• [Problem details] Gather up every line that includes the string "wrasse".

** Start Records supplied **

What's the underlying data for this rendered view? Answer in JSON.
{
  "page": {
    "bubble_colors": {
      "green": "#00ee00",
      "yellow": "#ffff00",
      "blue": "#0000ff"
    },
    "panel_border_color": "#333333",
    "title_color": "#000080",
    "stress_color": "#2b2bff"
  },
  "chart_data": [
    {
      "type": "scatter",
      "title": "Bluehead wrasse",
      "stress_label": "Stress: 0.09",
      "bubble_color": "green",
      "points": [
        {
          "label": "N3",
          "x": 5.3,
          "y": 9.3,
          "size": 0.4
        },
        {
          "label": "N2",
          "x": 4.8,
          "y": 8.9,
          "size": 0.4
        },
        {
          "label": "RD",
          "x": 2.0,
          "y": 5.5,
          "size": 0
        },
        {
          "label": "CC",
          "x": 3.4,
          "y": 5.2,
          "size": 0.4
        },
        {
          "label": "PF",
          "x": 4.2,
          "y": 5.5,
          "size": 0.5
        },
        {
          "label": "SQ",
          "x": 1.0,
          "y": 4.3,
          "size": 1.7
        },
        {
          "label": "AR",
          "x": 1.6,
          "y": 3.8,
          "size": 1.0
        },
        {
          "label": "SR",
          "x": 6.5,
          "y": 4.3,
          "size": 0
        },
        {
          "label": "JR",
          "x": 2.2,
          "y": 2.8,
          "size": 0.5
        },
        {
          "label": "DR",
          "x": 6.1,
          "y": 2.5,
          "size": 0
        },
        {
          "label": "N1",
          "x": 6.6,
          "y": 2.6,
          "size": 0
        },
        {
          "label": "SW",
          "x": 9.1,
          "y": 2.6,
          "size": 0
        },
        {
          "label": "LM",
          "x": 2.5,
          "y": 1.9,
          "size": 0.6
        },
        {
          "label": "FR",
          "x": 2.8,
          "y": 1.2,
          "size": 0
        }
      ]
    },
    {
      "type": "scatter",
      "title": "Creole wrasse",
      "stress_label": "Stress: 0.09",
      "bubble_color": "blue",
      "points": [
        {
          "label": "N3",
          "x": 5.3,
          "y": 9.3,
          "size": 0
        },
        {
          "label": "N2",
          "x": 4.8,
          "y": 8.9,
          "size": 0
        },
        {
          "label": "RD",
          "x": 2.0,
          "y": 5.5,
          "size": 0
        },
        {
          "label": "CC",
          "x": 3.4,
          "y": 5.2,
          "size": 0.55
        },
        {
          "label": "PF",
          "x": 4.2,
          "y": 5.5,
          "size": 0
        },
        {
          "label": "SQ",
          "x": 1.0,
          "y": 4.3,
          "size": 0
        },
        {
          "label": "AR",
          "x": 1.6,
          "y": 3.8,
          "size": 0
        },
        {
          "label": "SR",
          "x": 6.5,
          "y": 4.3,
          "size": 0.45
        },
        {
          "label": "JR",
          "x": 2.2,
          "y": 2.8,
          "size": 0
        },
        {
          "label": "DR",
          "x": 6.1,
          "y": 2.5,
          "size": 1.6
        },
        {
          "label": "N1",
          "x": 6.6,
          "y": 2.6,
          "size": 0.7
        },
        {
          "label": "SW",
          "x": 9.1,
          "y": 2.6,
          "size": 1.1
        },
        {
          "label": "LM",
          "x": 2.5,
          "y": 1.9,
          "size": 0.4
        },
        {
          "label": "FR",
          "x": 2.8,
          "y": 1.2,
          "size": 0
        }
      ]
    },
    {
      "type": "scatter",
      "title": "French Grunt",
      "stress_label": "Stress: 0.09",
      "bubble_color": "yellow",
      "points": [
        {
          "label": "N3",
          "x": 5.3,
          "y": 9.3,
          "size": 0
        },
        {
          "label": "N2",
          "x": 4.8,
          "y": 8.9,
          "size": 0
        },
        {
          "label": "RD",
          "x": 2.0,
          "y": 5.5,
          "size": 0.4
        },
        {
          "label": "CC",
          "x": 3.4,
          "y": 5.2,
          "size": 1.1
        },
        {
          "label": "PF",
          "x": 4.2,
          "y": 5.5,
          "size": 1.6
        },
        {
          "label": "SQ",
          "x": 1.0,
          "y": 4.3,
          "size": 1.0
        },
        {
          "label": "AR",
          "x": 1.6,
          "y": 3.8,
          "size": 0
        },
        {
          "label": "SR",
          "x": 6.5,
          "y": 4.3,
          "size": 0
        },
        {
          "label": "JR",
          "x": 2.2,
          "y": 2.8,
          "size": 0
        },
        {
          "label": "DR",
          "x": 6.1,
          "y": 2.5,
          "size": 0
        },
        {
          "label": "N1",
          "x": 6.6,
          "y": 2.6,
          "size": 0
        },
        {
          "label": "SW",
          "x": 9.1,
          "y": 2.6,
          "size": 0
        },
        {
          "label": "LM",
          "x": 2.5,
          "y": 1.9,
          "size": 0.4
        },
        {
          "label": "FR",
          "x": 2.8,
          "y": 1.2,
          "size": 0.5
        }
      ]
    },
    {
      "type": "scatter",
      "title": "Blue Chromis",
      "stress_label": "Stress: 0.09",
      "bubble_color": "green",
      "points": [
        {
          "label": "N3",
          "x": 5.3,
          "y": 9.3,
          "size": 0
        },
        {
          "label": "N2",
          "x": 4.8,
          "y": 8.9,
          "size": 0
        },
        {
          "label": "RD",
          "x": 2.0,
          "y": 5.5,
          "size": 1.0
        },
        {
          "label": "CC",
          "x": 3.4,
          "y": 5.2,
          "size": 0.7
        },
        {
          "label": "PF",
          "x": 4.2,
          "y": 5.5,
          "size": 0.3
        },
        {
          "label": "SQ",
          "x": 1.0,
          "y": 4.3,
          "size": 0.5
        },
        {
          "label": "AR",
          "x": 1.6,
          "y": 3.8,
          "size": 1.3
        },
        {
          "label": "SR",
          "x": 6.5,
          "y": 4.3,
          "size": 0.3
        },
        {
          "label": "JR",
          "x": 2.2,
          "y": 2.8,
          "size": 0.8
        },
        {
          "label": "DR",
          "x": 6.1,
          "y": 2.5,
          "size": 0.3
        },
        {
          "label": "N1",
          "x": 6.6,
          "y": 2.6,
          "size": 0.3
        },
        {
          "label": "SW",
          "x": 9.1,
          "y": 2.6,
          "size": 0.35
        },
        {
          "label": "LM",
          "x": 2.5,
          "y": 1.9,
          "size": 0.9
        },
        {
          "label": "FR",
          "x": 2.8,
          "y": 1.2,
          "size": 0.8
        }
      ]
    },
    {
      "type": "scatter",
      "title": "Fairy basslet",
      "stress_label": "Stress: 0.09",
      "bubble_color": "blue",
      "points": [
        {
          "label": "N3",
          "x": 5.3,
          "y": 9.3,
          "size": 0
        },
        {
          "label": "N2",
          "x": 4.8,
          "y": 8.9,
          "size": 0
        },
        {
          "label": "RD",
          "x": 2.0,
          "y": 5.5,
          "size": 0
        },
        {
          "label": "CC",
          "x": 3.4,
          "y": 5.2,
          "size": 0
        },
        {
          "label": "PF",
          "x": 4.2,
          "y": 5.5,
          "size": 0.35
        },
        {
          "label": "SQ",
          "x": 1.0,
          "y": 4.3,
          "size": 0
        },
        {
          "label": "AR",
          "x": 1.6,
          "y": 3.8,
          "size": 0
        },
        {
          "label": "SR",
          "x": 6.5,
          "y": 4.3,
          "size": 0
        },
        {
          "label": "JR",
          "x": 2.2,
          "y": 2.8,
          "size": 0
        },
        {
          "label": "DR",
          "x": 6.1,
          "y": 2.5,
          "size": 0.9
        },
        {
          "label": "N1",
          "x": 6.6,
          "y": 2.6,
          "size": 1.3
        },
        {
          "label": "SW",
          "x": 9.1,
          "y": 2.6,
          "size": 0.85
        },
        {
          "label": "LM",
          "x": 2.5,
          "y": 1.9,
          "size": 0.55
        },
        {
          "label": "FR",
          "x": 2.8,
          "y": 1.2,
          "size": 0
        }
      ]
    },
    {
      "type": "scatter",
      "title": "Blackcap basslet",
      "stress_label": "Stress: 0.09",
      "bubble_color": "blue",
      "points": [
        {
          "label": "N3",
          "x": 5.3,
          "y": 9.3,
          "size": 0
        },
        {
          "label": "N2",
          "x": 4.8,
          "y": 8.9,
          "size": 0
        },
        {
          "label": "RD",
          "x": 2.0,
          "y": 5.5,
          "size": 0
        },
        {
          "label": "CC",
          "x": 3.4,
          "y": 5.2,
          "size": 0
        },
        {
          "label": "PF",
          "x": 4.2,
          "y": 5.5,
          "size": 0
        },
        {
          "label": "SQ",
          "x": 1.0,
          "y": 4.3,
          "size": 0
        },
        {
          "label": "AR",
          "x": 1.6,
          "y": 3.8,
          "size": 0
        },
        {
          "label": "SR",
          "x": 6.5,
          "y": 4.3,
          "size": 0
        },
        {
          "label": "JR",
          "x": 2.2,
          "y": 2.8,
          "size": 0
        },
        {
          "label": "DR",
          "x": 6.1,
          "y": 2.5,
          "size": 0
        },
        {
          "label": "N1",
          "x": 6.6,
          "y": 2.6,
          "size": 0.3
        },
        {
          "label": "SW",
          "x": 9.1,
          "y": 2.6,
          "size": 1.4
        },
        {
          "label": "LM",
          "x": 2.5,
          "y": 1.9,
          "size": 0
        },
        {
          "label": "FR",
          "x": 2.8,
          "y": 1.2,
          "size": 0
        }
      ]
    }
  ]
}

** End Records supplied **

• [Worked answer]
      "title": "Bluehead wrasse",
      "title": "Creole wrasse",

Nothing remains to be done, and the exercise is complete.